*TASK STATEMENT:* Take every line from the material that has the word "arrow" in it.

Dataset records
..........

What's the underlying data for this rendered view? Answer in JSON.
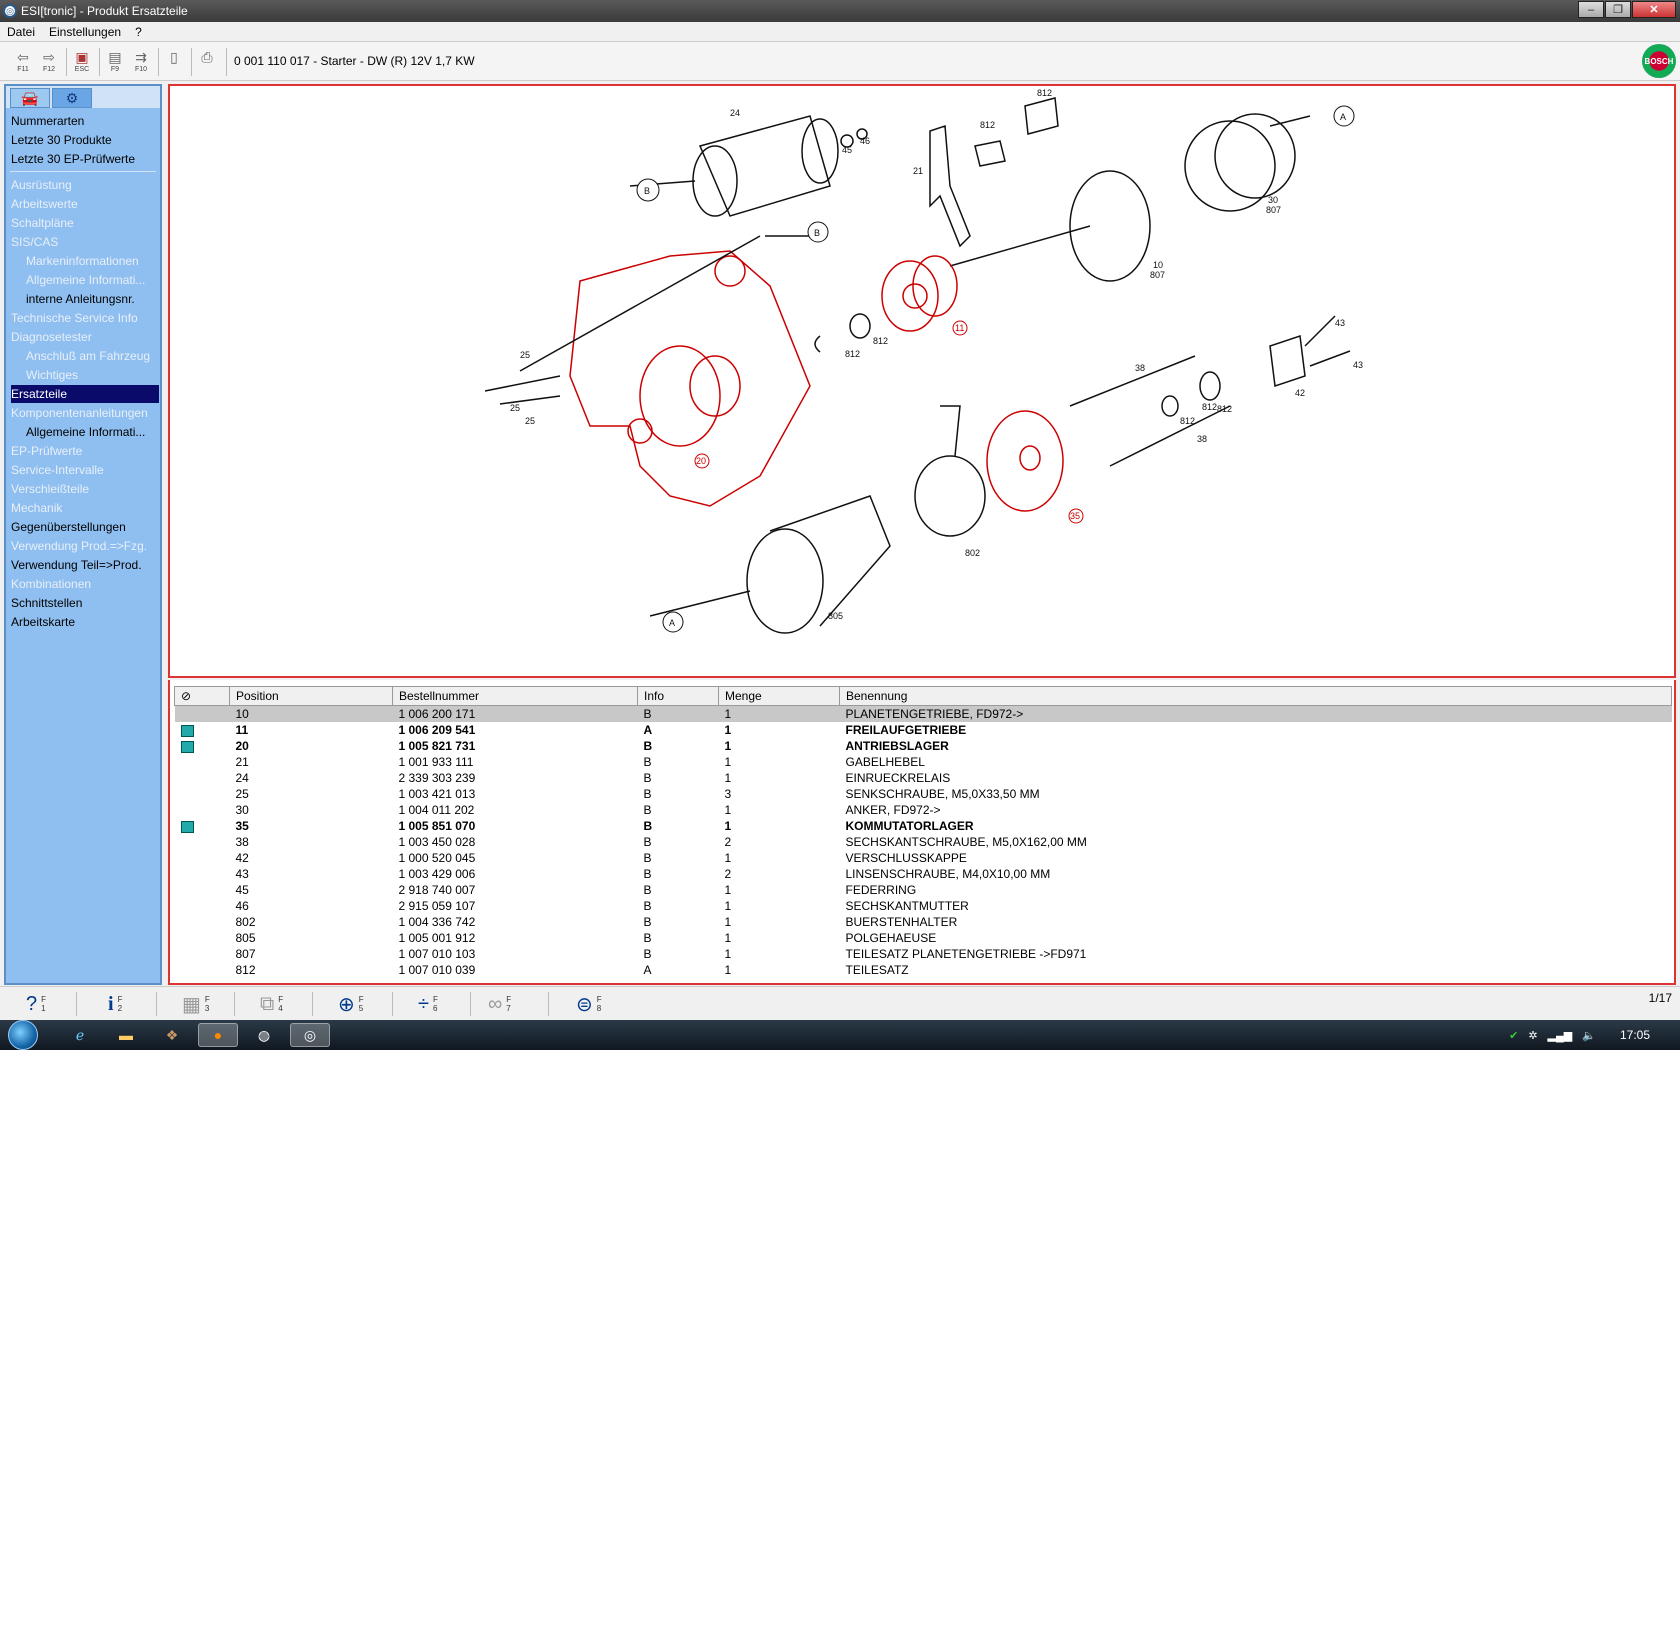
{
  "window": {
    "title": "ESI[tronic] - Produkt Ersatzteile",
    "buttons": [
      "–",
      "❐",
      "✕"
    ]
  },
  "menu": [
    "Datei",
    "Einstellungen",
    "?"
  ],
  "toolbar": {
    "buttons": [
      {
        "icon": "arrow-back-icon",
        "label": "F11"
      },
      {
        "icon": "arrow-forward-icon",
        "label": "F12"
      },
      {
        "icon": "escape-icon",
        "label": "ESC"
      },
      {
        "icon": "f9-icon",
        "label": "F9"
      },
      {
        "icon": "f10-icon",
        "label": "F10"
      },
      {
        "icon": "document-icon",
        "label": ""
      },
      {
        "icon": "print-icon",
        "label": ""
      }
    ],
    "product_title": "0 001 110 017 - Starter - DW (R) 12V 1,7 KW"
  },
  "sidebar": {
    "items": [
      {
        "label": "Nummerarten",
        "enabled": true,
        "sub": false
      },
      {
        "label": "Letzte 30 Produkte",
        "enabled": true,
        "sub": false
      },
      {
        "label": "Letzte 30 EP-Prüfwerte",
        "enabled": true,
        "sub": false
      },
      {
        "label": "Ausrüstung",
        "enabled": false,
        "sub": false
      },
      {
        "label": "Arbeitswerte",
        "enabled": false,
        "sub": false
      },
      {
        "label": "Schaltpläne",
        "enabled": false,
        "sub": false
      },
      {
        "label": "SIS/CAS",
        "enabled": false,
        "sub": false
      },
      {
        "label": "Markeninformationen",
        "enabled": false,
        "sub": true
      },
      {
        "label": "Allgemeine Informati...",
        "enabled": false,
        "sub": true
      },
      {
        "label": "interne Anleitungsnr.",
        "enabled": true,
        "sub": true
      },
      {
        "label": "Technische Service Info",
        "enabled": false,
        "sub": false
      },
      {
        "label": "Diagnosetester",
        "enabled": false,
        "sub": false
      },
      {
        "label": "Anschluß am Fahrzeug",
        "enabled": false,
        "sub": true
      },
      {
        "label": "Wichtiges",
        "enabled": false,
        "sub": true
      },
      {
        "label": "Ersatzteile",
        "enabled": true,
        "sub": false,
        "selected": true
      },
      {
        "label": "Komponentenanleitungen",
        "enabled": false,
        "sub": false
      },
      {
        "label": "Allgemeine Informati...",
        "enabled": true,
        "sub": true
      },
      {
        "label": "EP-Prüfwerte",
        "enabled": false,
        "sub": false
      },
      {
        "label": "Service-Intervalle",
        "enabled": false,
        "sub": false
      },
      {
        "label": "Verschleißteile",
        "enabled": false,
        "sub": false
      },
      {
        "label": "Mechanik",
        "enabled": false,
        "sub": false
      },
      {
        "label": "Gegenüberstellungen",
        "enabled": true,
        "sub": false
      },
      {
        "label": "Verwendung Prod.=>Fzg.",
        "enabled": false,
        "sub": false
      },
      {
        "label": "Verwendung Teil=>Prod.",
        "enabled": true,
        "sub": false
      },
      {
        "label": "Kombinationen",
        "enabled": false,
        "sub": false
      },
      {
        "label": "Schnittstellen",
        "enabled": true,
        "sub": false
      },
      {
        "label": "Arbeitskarte",
        "enabled": true,
        "sub": false
      }
    ]
  },
  "diagram": {
    "labels": [
      "24",
      "45",
      "46",
      "812",
      "812",
      "21",
      "A",
      "B",
      "B",
      "30",
      "807",
      "10",
      "807",
      "11",
      "812",
      "812",
      "25",
      "25",
      "25",
      "20",
      "38",
      "43",
      "43",
      "42",
      "812",
      "812",
      "812",
      "38",
      "35",
      "802",
      "805",
      "A"
    ]
  },
  "table": {
    "columns": [
      "Position",
      "Bestellnummer",
      "Info",
      "Menge",
      "Benennung"
    ],
    "rows": [
      {
        "pos": "10",
        "nr": "1 006 200 171",
        "info": "B",
        "menge": "1",
        "name": "PLANETENGETRIEBE,   FD972->",
        "icon": false,
        "bold": false
      },
      {
        "pos": "11",
        "nr": "1 006 209 541",
        "info": "A",
        "menge": "1",
        "name": "FREILAUFGETRIEBE",
        "icon": true,
        "bold": true
      },
      {
        "pos": "20",
        "nr": "1 005 821 731",
        "info": "B",
        "menge": "1",
        "name": "ANTRIEBSLAGER",
        "icon": true,
        "bold": true
      },
      {
        "pos": "21",
        "nr": "1 001 933 111",
        "info": "B",
        "menge": "1",
        "name": "GABELHEBEL",
        "icon": false,
        "bold": false
      },
      {
        "pos": "24",
        "nr": "2 339 303 239",
        "info": "B",
        "menge": "1",
        "name": "EINRUECKRELAIS",
        "icon": false,
        "bold": false
      },
      {
        "pos": "25",
        "nr": "1 003 421 013",
        "info": "B",
        "menge": "3",
        "name": "SENKSCHRAUBE,   M5,0X33,50 MM",
        "icon": false,
        "bold": false
      },
      {
        "pos": "30",
        "nr": "1 004 011 202",
        "info": "B",
        "menge": "1",
        "name": "ANKER,   FD972->",
        "icon": false,
        "bold": false
      },
      {
        "pos": "35",
        "nr": "1 005 851 070",
        "info": "B",
        "menge": "1",
        "name": "KOMMUTATORLAGER",
        "icon": true,
        "bold": true
      },
      {
        "pos": "38",
        "nr": "1 003 450 028",
        "info": "B",
        "menge": "2",
        "name": "SECHSKANTSCHRAUBE,   M5,0X162,00 MM",
        "icon": false,
        "bold": false
      },
      {
        "pos": "42",
        "nr": "1 000 520 045",
        "info": "B",
        "menge": "1",
        "name": "VERSCHLUSSKAPPE",
        "icon": false,
        "bold": false
      },
      {
        "pos": "43",
        "nr": "1 003 429 006",
        "info": "B",
        "menge": "2",
        "name": "LINSENSCHRAUBE,   M4,0X10,00 MM",
        "icon": false,
        "bold": false
      },
      {
        "pos": "45",
        "nr": "2 918 740 007",
        "info": "B",
        "menge": "1",
        "name": "FEDERRING",
        "icon": false,
        "bold": false
      },
      {
        "pos": "46",
        "nr": "2 915 059 107",
        "info": "B",
        "menge": "1",
        "name": "SECHSKANTMUTTER",
        "icon": false,
        "bold": false
      },
      {
        "pos": "802",
        "nr": "1 004 336 742",
        "info": "B",
        "menge": "1",
        "name": "BUERSTENHALTER",
        "icon": false,
        "bold": false
      },
      {
        "pos": "805",
        "nr": "1 005 001 912",
        "info": "B",
        "menge": "1",
        "name": "POLGEHAEUSE",
        "icon": false,
        "bold": false
      },
      {
        "pos": "807",
        "nr": "1 007 010 103",
        "info": "B",
        "menge": "1",
        "name": "TEILESATZ PLANETENGETRIEBE   ->FD971",
        "icon": false,
        "bold": false
      },
      {
        "pos": "812",
        "nr": "1 007 010 039",
        "info": "A",
        "menge": "1",
        "name": "TEILESATZ",
        "icon": false,
        "bold": false
      }
    ]
  },
  "function_bar": {
    "keys": [
      {
        "icon": "help-icon",
        "glyph": "?",
        "f": "F",
        "n": "1",
        "enabled": true
      },
      {
        "icon": "info-icon",
        "glyph": "i",
        "f": "F",
        "n": "2",
        "enabled": true
      },
      {
        "icon": "calculator-icon",
        "glyph": "▦",
        "f": "F",
        "n": "3",
        "enabled": false
      },
      {
        "icon": "compare-icon",
        "glyph": "⧉",
        "f": "F",
        "n": "4",
        "enabled": false
      },
      {
        "icon": "zoom-icon",
        "glyph": "⊕",
        "f": "F",
        "n": "5",
        "enabled": true
      },
      {
        "icon": "split-icon",
        "glyph": "÷",
        "f": "F",
        "n": "6",
        "enabled": true
      },
      {
        "icon": "group-icon",
        "glyph": "∞",
        "f": "F",
        "n": "7",
        "enabled": false
      },
      {
        "icon": "bosch-icon",
        "glyph": "⊜",
        "f": "F",
        "n": "8",
        "enabled": true
      }
    ],
    "pager": "1/17"
  },
  "taskbar": {
    "apps": [
      "ie-icon",
      "folder-icon",
      "app-icon",
      "firefox-icon",
      "steam-icon",
      "esitronic-icon"
    ],
    "clock": "17:05"
  }
}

..........

*TASK ANSWER:*
        "icon": "arrow-back-icon",
        "icon": "arrow-forward-icon",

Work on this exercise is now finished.